• What you will do
Copy every entry word for word, but skip the pictures.

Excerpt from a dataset
>> START

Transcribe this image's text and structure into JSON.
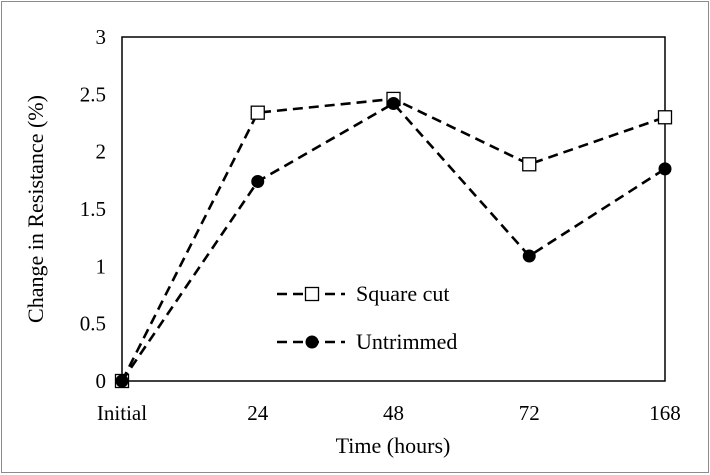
{
  "chart_data": {
    "type": "line",
    "categories": [
      "Initial",
      "24",
      "48",
      "72",
      "168"
    ],
    "xlabel": "Time (hours)",
    "ylabel": "Change in Resistance (%)",
    "ylim": [
      0,
      3
    ],
    "yticks": [
      "0",
      "0.5",
      "1",
      "1.5",
      "2",
      "2.5",
      "3"
    ],
    "grid": false,
    "legend_position": "center-left",
    "series": [
      {
        "name": "Square cut",
        "values": [
          0,
          2.34,
          2.46,
          1.89,
          2.3
        ],
        "marker": "square-open",
        "line": "dashed",
        "color": "#000000"
      },
      {
        "name": "Untrimmed",
        "values": [
          0,
          1.74,
          2.42,
          1.09,
          1.85
        ],
        "marker": "circle-filled",
        "line": "dashed",
        "color": "#000000"
      }
    ]
  }
}
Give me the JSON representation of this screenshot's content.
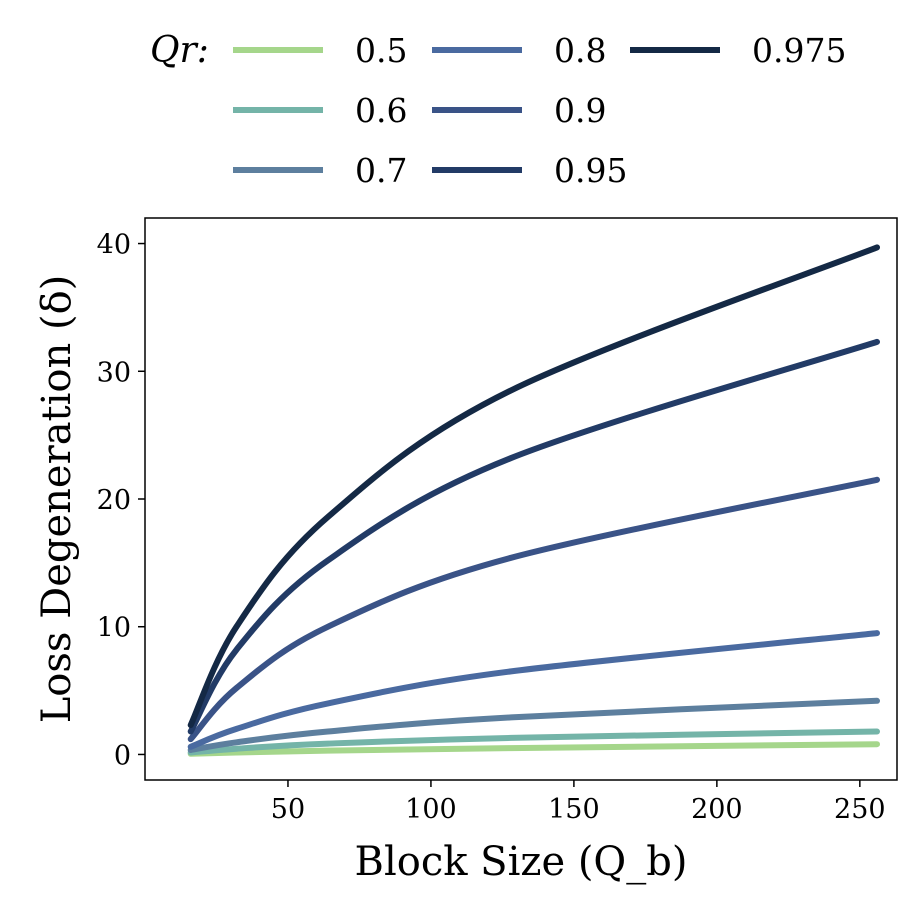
{
  "chart_data": {
    "type": "line",
    "xlabel": "Block Size (Q_b)",
    "ylabel": "Loss Degeneration (δ)",
    "xlim": [
      0,
      263
    ],
    "ylim": [
      -2,
      42
    ],
    "xticks": [
      50,
      100,
      150,
      200,
      250
    ],
    "yticks": [
      0,
      10,
      20,
      30,
      40
    ],
    "grid": false,
    "legend": {
      "title": "Qr:",
      "placement": "top-above-plot",
      "columns": 3
    },
    "x": [
      16,
      32,
      64,
      128,
      256
    ],
    "series": [
      {
        "name": "0.5",
        "color": "#a5d68b",
        "values": [
          0.05,
          0.15,
          0.3,
          0.5,
          0.8
        ]
      },
      {
        "name": "0.6",
        "color": "#74b4a8",
        "values": [
          0.15,
          0.45,
          0.85,
          1.3,
          1.8
        ]
      },
      {
        "name": "0.7",
        "color": "#5d7f9e",
        "values": [
          0.35,
          0.95,
          1.8,
          2.9,
          4.2
        ]
      },
      {
        "name": "0.8",
        "color": "#4a6aa0",
        "values": [
          0.6,
          2.0,
          4.0,
          6.5,
          9.5
        ]
      },
      {
        "name": "0.9",
        "color": "#3a5387",
        "values": [
          1.2,
          5.2,
          10.0,
          15.4,
          21.5
        ]
      },
      {
        "name": "0.95",
        "color": "#223b66",
        "values": [
          1.8,
          8.2,
          15.2,
          23.2,
          32.3
        ]
      },
      {
        "name": "0.975",
        "color": "#142945",
        "values": [
          2.3,
          10.0,
          18.6,
          28.5,
          39.7
        ]
      }
    ]
  }
}
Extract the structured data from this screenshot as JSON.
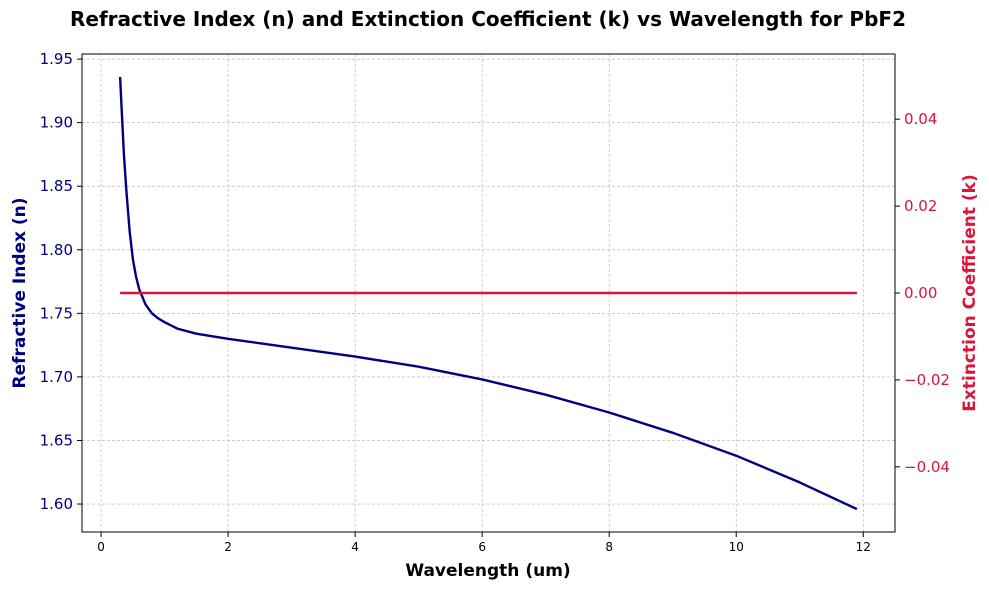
{
  "chart_data": {
    "type": "line",
    "title": "Refractive Index (n) and Extinction Coefficient (k) vs Wavelength for PbF2",
    "xlabel": "Wavelength (um)",
    "ylabel_left": "Refractive Index (n)",
    "ylabel_right": "Extinction Coefficient (k)",
    "xlim": [
      -0.3,
      12.5
    ],
    "ylim_left": [
      1.578,
      1.954
    ],
    "ylim_right": [
      -0.055,
      0.055
    ],
    "x_ticks": [
      0,
      2,
      4,
      6,
      8,
      10,
      12
    ],
    "x_tick_labels": [
      "0",
      "2",
      "4",
      "6",
      "8",
      "10",
      "12"
    ],
    "y_left_ticks": [
      1.6,
      1.65,
      1.7,
      1.75,
      1.8,
      1.85,
      1.9,
      1.95
    ],
    "y_left_tick_labels": [
      "1.60",
      "1.65",
      "1.70",
      "1.75",
      "1.80",
      "1.85",
      "1.90",
      "1.95"
    ],
    "y_right_ticks": [
      -0.04,
      -0.02,
      0.0,
      0.02,
      0.04
    ],
    "y_right_tick_labels": [
      "−0.04",
      "−0.02",
      "0.00",
      "0.02",
      "0.04"
    ],
    "grid": true,
    "colors": {
      "n": "#000080",
      "k": "#DC143C"
    },
    "series": [
      {
        "axis": "left",
        "x": [
          0.3,
          0.33,
          0.36,
          0.4,
          0.45,
          0.5,
          0.55,
          0.6,
          0.7,
          0.8,
          0.9,
          1.0,
          1.2,
          1.5,
          2.0,
          3.0,
          4.0,
          5.0,
          6.0,
          7.0,
          8.0,
          9.0,
          10.0,
          11.0,
          11.9
        ],
        "y": [
          1.936,
          1.905,
          1.875,
          1.845,
          1.815,
          1.793,
          1.779,
          1.769,
          1.757,
          1.75,
          1.746,
          1.743,
          1.738,
          1.734,
          1.73,
          1.723,
          1.716,
          1.708,
          1.698,
          1.686,
          1.672,
          1.656,
          1.638,
          1.617,
          1.596
        ]
      },
      {
        "axis": "right",
        "x": [
          0.3,
          11.9
        ],
        "y": [
          0.0,
          0.0
        ]
      }
    ]
  }
}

>> END

• Written solution
Transcribe this image's text and structure into JSON.
{
  "chart_data": {
    "type": "line",
    "categories": [
      "Initial",
      "24",
      "48",
      "72",
      "168"
    ],
    "xlabel": "Time (hours)",
    "ylabel": "Change in Resistance (%)",
    "ylim": [
      0,
      3
    ],
    "yticks": [
      "0",
      "0.5",
      "1",
      "1.5",
      "2",
      "2.5",
      "3"
    ],
    "grid": false,
    "legend_position": "center-left",
    "series": [
      {
        "name": "Square cut",
        "values": [
          0,
          2.34,
          2.46,
          1.89,
          2.3
        ],
        "marker": "square-open",
        "line": "dashed",
        "color": "#000000"
      },
      {
        "name": "Untrimmed",
        "values": [
          0,
          1.74,
          2.42,
          1.09,
          1.85
        ],
        "marker": "circle-filled",
        "line": "dashed",
        "color": "#000000"
      }
    ]
  }
}
Give me the JSON representation of this screenshot's content.
{
  "chart_data": {
    "type": "line",
    "xlabel": "Block Size (Q_b)",
    "ylabel": "Loss Degeneration (δ)",
    "xlim": [
      0,
      263
    ],
    "ylim": [
      -2,
      42
    ],
    "xticks": [
      50,
      100,
      150,
      200,
      250
    ],
    "yticks": [
      0,
      10,
      20,
      30,
      40
    ],
    "grid": false,
    "legend": {
      "title": "Qr:",
      "placement": "top-above-plot",
      "columns": 3
    },
    "x": [
      16,
      32,
      64,
      128,
      256
    ],
    "series": [
      {
        "name": "0.5",
        "color": "#a5d68b",
        "values": [
          0.05,
          0.15,
          0.3,
          0.5,
          0.8
        ]
      },
      {
        "name": "0.6",
        "color": "#74b4a8",
        "values": [
          0.15,
          0.45,
          0.85,
          1.3,
          1.8
        ]
      },
      {
        "name": "0.7",
        "color": "#5d7f9e",
        "values": [
          0.35,
          0.95,
          1.8,
          2.9,
          4.2
        ]
      },
      {
        "name": "0.8",
        "color": "#4a6aa0",
        "values": [
          0.6,
          2.0,
          4.0,
          6.5,
          9.5
        ]
      },
      {
        "name": "0.9",
        "color": "#3a5387",
        "values": [
          1.2,
          5.2,
          10.0,
          15.4,
          21.5
        ]
      },
      {
        "name": "0.95",
        "color": "#223b66",
        "values": [
          1.8,
          8.2,
          15.2,
          23.2,
          32.3
        ]
      },
      {
        "name": "0.975",
        "color": "#142945",
        "values": [
          2.3,
          10.0,
          18.6,
          28.5,
          39.7
        ]
      }
    ]
  }
}
Extract the structured data from this screenshot as JSON.
{
  "chart_data": {
    "type": "line",
    "title": "Refractive Index (n) and Extinction Coefficient (k) vs Wavelength for PbF2",
    "xlabel": "Wavelength (um)",
    "ylabel_left": "Refractive Index (n)",
    "ylabel_right": "Extinction Coefficient (k)",
    "xlim": [
      -0.3,
      12.5
    ],
    "ylim_left": [
      1.578,
      1.954
    ],
    "ylim_right": [
      -0.055,
      0.055
    ],
    "x_ticks": [
      0,
      2,
      4,
      6,
      8,
      10,
      12
    ],
    "x_tick_labels": [
      "0",
      "2",
      "4",
      "6",
      "8",
      "10",
      "12"
    ],
    "y_left_ticks": [
      1.6,
      1.65,
      1.7,
      1.75,
      1.8,
      1.85,
      1.9,
      1.95
    ],
    "y_left_tick_labels": [
      "1.60",
      "1.65",
      "1.70",
      "1.75",
      "1.80",
      "1.85",
      "1.90",
      "1.95"
    ],
    "y_right_ticks": [
      -0.04,
      -0.02,
      0.0,
      0.02,
      0.04
    ],
    "y_right_tick_labels": [
      "−0.04",
      "−0.02",
      "0.00",
      "0.02",
      "0.04"
    ],
    "grid": true,
    "colors": {
      "n": "#000080",
      "k": "#DC143C"
    },
    "series": [
      {
        "axis": "left",
        "x": [
          0.3,
          0.33,
          0.36,
          0.4,
          0.45,
          0.5,
          0.55,
          0.6,
          0.7,
          0.8,
          0.9,
          1.0,
          1.2,
          1.5,
          2.0,
          3.0,
          4.0,
          5.0,
          6.0,
          7.0,
          8.0,
          9.0,
          10.0,
          11.0,
          11.9
        ],
        "y": [
          1.936,
          1.905,
          1.875,
          1.845,
          1.815,
          1.793,
          1.779,
          1.769,
          1.757,
          1.75,
          1.746,
          1.743,
          1.738,
          1.734,
          1.73,
          1.723,
          1.716,
          1.708,
          1.698,
          1.686,
          1.672,
          1.656,
          1.638,
          1.617,
          1.596
        ]
      },
      {
        "axis": "right",
        "x": [
          0.3,
          11.9
        ],
        "y": [
          0.0,
          0.0
        ]
      }
    ]
  }
}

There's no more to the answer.